[YOUR OBJECTIVE]
Pictures aside, write out every record exactly as it appears.

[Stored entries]
****************

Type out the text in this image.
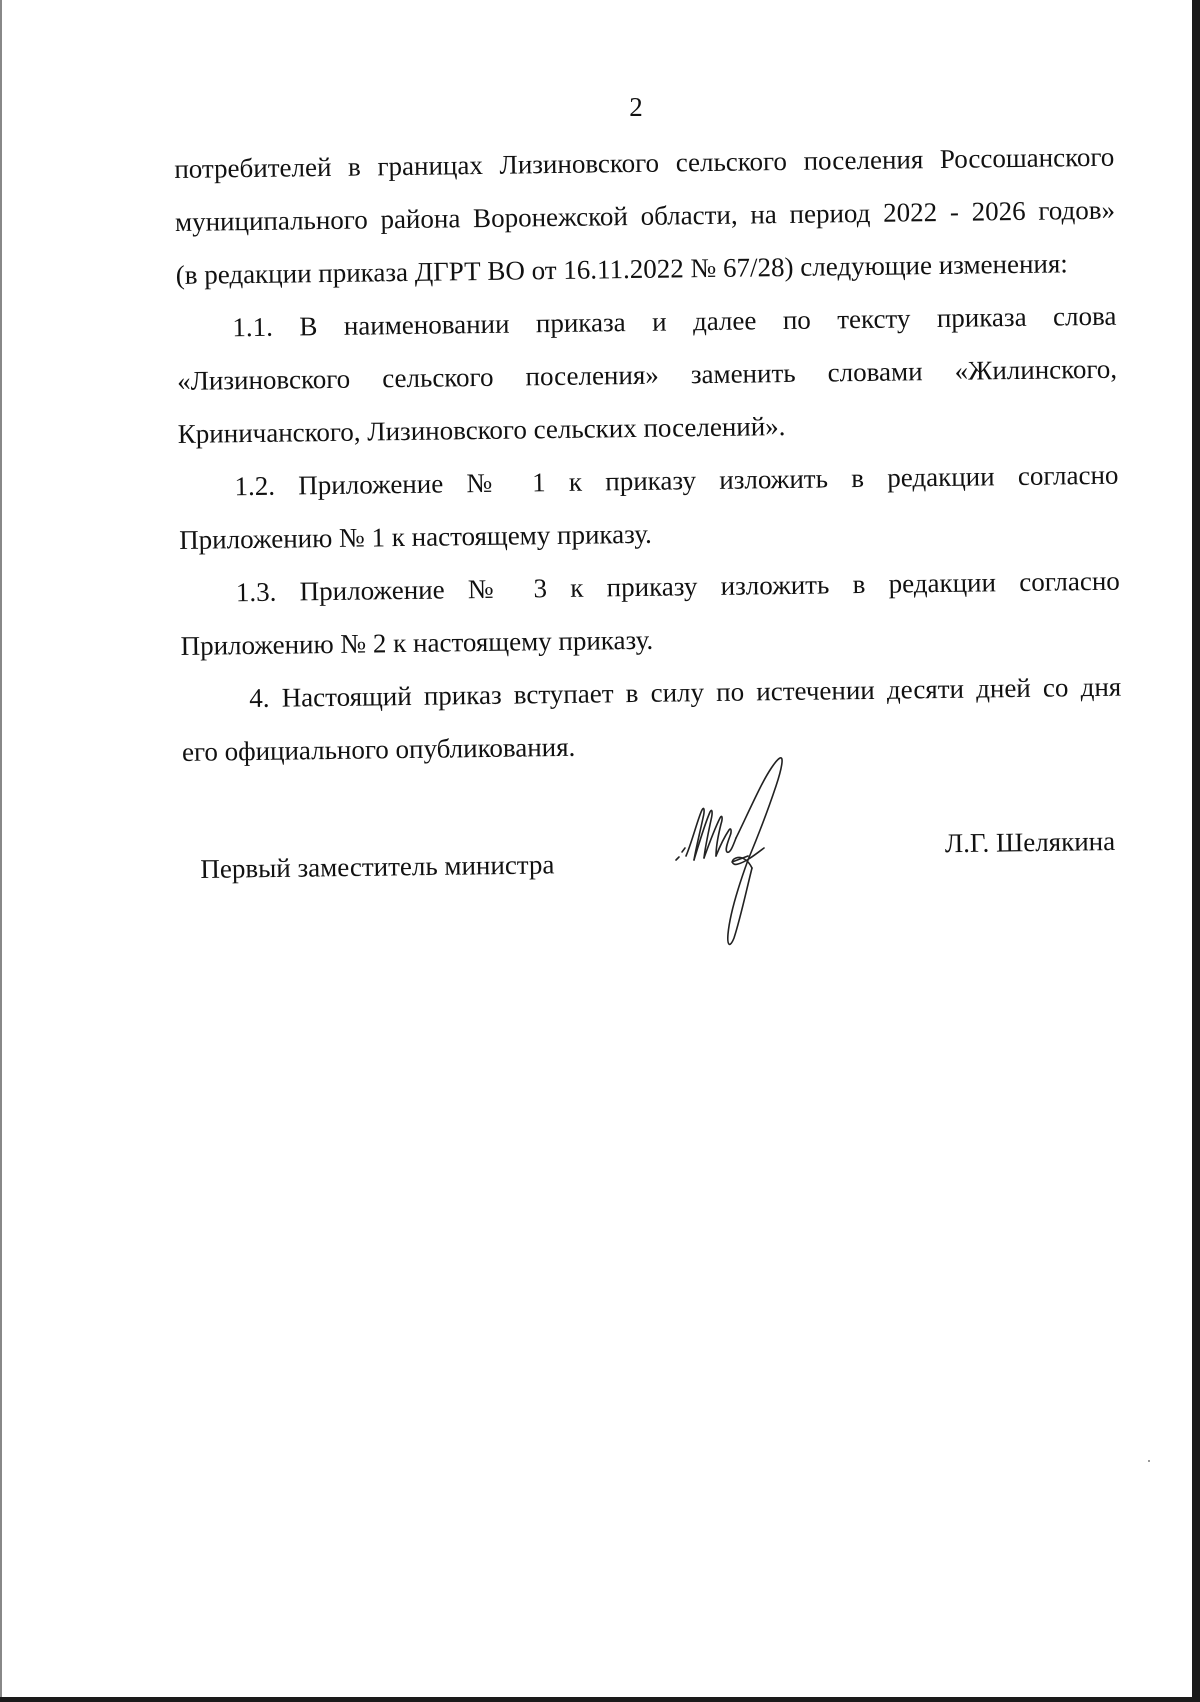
2

потребителей в границах Лизиновского сельского поселения Россошанского
муниципального района Воронежской области, на период 2022 - 2026 годов»
(в редакции приказа ДГРТ ВО от 16.11.2022 № 67/28) следующие изменения:

1.1. В наименовании приказа и далее по тексту приказа слова
«Лизиновского сельского поселения» заменить словами «Жилинского,
Криничанского, Лизиновского сельских поселений».

1.2. Приложение № 1 к приказу изложить в редакции согласно
Приложению № 1 к настоящему приказу.

1.3. Приложение № 3 к приказу изложить в редакции согласно
Приложению № 2 к настоящему приказу.

4. Настоящий приказ вступает в силу по истечении десяти дней со дня
его официального опубликования.

Первый заместитель министра
Л.Г. Шелякина
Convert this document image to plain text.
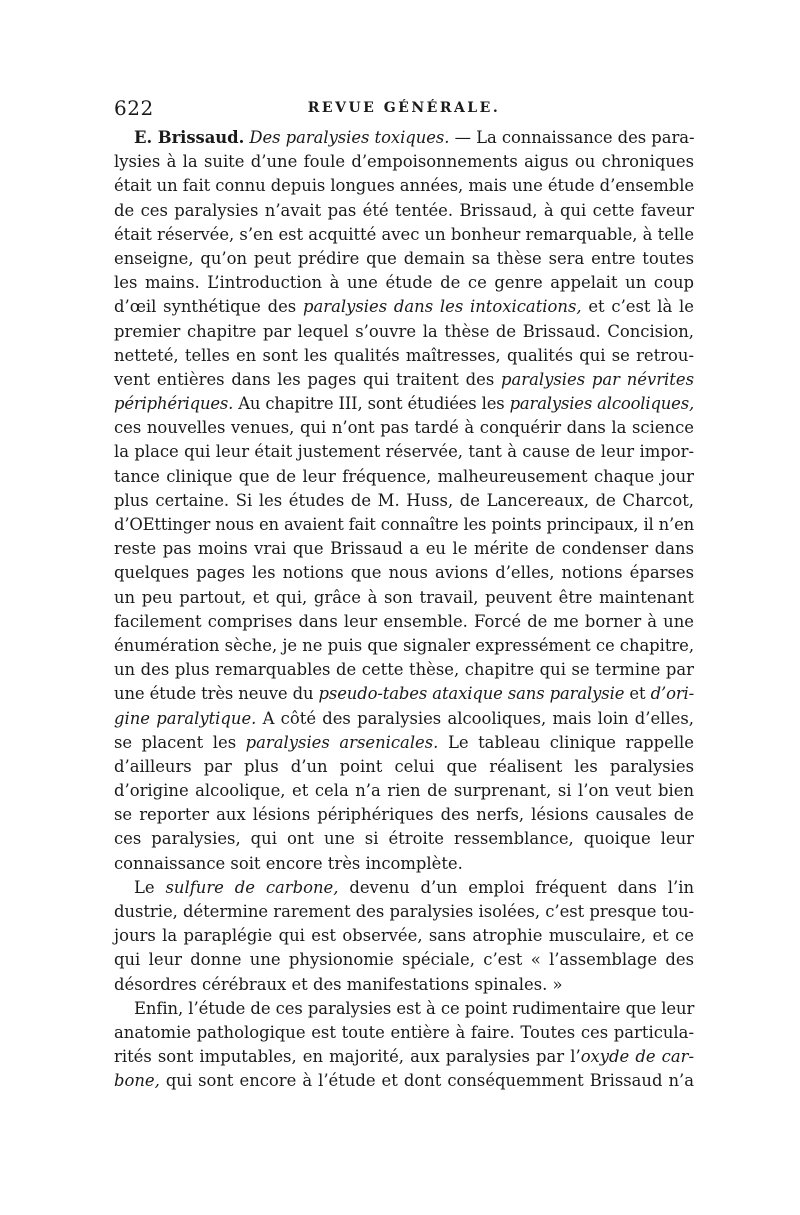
622	REVUE GÉNÉRALE.
E. Brissaud. Des paralysies toxiques. — La connaissance des para-
lysies à la suite d’une foule d’empoisonnements aigus ou chroniques
était un fait connu depuis longues années, mais une étude d’ensemble
de ces paralysies n’avait pas été tentée. Brissaud, à qui cette faveur
était réservée, s’en est acquitté avec un bonheur remarquable, à telle
enseigne, qu’on peut prédire que demain sa thèse sera entre toutes
les mains. L’introduction à une étude de ce genre appelait un coup
d’œil synthétique des paralysies dans les intoxications, et c’est là le
premier chapitre par lequel s’ouvre la thèse de Brissaud. Concision,
netteté, telles en sont les qualités maîtresses, qualités qui se retrou-
vent entières dans les pages qui traitent des paralysies par névrites
périphériques. Au chapitre III, sont étudiées les paralysies alcooliques,
ces nouvelles venues, qui n’ont pas tardé à conquérir dans la science
la place qui leur était justement réservée, tant à cause de leur impor-
tance clinique que de leur fréquence, malheureusement chaque jour
plus certaine. Si les études de M. Huss, de Lancereaux, de Charcot,
d’OEttinger nous en avaient fait connaître les points principaux, il n’en
reste pas moins vrai que Brissaud a eu le mérite de condenser dans
quelques pages les notions que nous avions d’elles, notions éparses
un peu partout, et qui, grâce à son travail, peuvent être maintenant
facilement comprises dans leur ensemble. Forcé de me borner à une
énumération sèche, je ne puis que signaler expressément ce chapitre,
un des plus remarquables de cette thèse, chapitre qui se termine par
une étude très neuve du pseudo-tabes ataxique sans paralysie et d’ori-
gine paralytique. A côté des paralysies alcooliques, mais loin d’elles,
se placent les paralysies arsenicales. Le tableau clinique rappelle
d’ailleurs par plus d’un point celui que réalisent les paralysies
d’origine alcoolique, et cela n’a rien de surprenant, si l’on veut bien
se reporter aux lésions périphériques des nerfs, lésions causales de
ces paralysies, qui ont une si étroite ressemblance, quoique leur
connaissance soit encore très incomplète.
Le sulfure de carbone, devenu d’un emploi fréquent dans l’in
dustrie, détermine rarement des paralysies isolées, c’est presque tou-
jours la paraplégie qui est observée, sans atrophie musculaire, et ce
qui leur donne une physionomie spéciale, c’est « l’assemblage des
désordres cérébraux et des manifestations spinales. »
Enfin, l’étude de ces paralysies est à ce point rudimentaire que leur
anatomie pathologique est toute entière à faire. Toutes ces particula-
rités sont imputables, en majorité, aux paralysies par l’oxyde de car-
bone, qui sont encore à l’étude et dont conséquemment Brissaud n’a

****************

[ANSWER]
Type out the text in this image.
2

потребителей в границах Лизиновского сельского поселения Россошанского
муниципального района Воронежской области, на период 2022 - 2026 годов»
(в редакции приказа ДГРТ ВО от 16.11.2022 № 67/28) следующие изменения:

1.1. В наименовании приказа и далее по тексту приказа слова
«Лизиновского сельского поселения» заменить словами «Жилинского,
Криничанского, Лизиновского сельских поселений».

1.2. Приложение № 1 к приказу изложить в редакции согласно
Приложению № 1 к настоящему приказу.

1.3. Приложение № 3 к приказу изложить в редакции согласно
Приложению № 2 к настоящему приказу.

4. Настоящий приказ вступает в силу по истечении десяти дней со дня
его официального опубликования.

Первый заместитель министра
Л.Г. Шелякина
Convert this document image to plain text.
622	REVUE GÉNÉRALE.
E. Brissaud. Des paralysies toxiques. — La connaissance des para-
lysies à la suite d’une foule d’empoisonnements aigus ou chroniques
était un fait connu depuis longues années, mais une étude d’ensemble
de ces paralysies n’avait pas été tentée. Brissaud, à qui cette faveur
était réservée, s’en est acquitté avec un bonheur remarquable, à telle
enseigne, qu’on peut prédire que demain sa thèse sera entre toutes
les mains. L’introduction à une étude de ce genre appelait un coup
d’œil synthétique des paralysies dans les intoxications, et c’est là le
premier chapitre par lequel s’ouvre la thèse de Brissaud. Concision,
netteté, telles en sont les qualités maîtresses, qualités qui se retrou-
vent entières dans les pages qui traitent des paralysies par névrites
périphériques. Au chapitre III, sont étudiées les paralysies alcooliques,
ces nouvelles venues, qui n’ont pas tardé à conquérir dans la science
la place qui leur était justement réservée, tant à cause de leur impor-
tance clinique que de leur fréquence, malheureusement chaque jour
plus certaine. Si les études de M. Huss, de Lancereaux, de Charcot,
d’OEttinger nous en avaient fait connaître les points principaux, il n’en
reste pas moins vrai que Brissaud a eu le mérite de condenser dans
quelques pages les notions que nous avions d’elles, notions éparses
un peu partout, et qui, grâce à son travail, peuvent être maintenant
facilement comprises dans leur ensemble. Forcé de me borner à une
énumération sèche, je ne puis que signaler expressément ce chapitre,
un des plus remarquables de cette thèse, chapitre qui se termine par
une étude très neuve du pseudo-tabes ataxique sans paralysie et d’ori-
gine paralytique. A côté des paralysies alcooliques, mais loin d’elles,
se placent les paralysies arsenicales. Le tableau clinique rappelle
d’ailleurs par plus d’un point celui que réalisent les paralysies
d’origine alcoolique, et cela n’a rien de surprenant, si l’on veut bien
se reporter aux lésions périphériques des nerfs, lésions causales de
ces paralysies, qui ont une si étroite ressemblance, quoique leur
connaissance soit encore très incomplète.
Le sulfure de carbone, devenu d’un emploi fréquent dans l’in
dustrie, détermine rarement des paralysies isolées, c’est presque tou-
jours la paraplégie qui est observée, sans atrophie musculaire, et ce
qui leur donne une physionomie spéciale, c’est « l’assemblage des
désordres cérébraux et des manifestations spinales. »
Enfin, l’étude de ces paralysies est à ce point rudimentaire que leur
anatomie pathologique est toute entière à faire. Toutes ces particula-
rités sont imputables, en majorité, aux paralysies par l’oxyde de car-
bone, qui sont encore à l’étude et dont conséquemment Brissaud n’a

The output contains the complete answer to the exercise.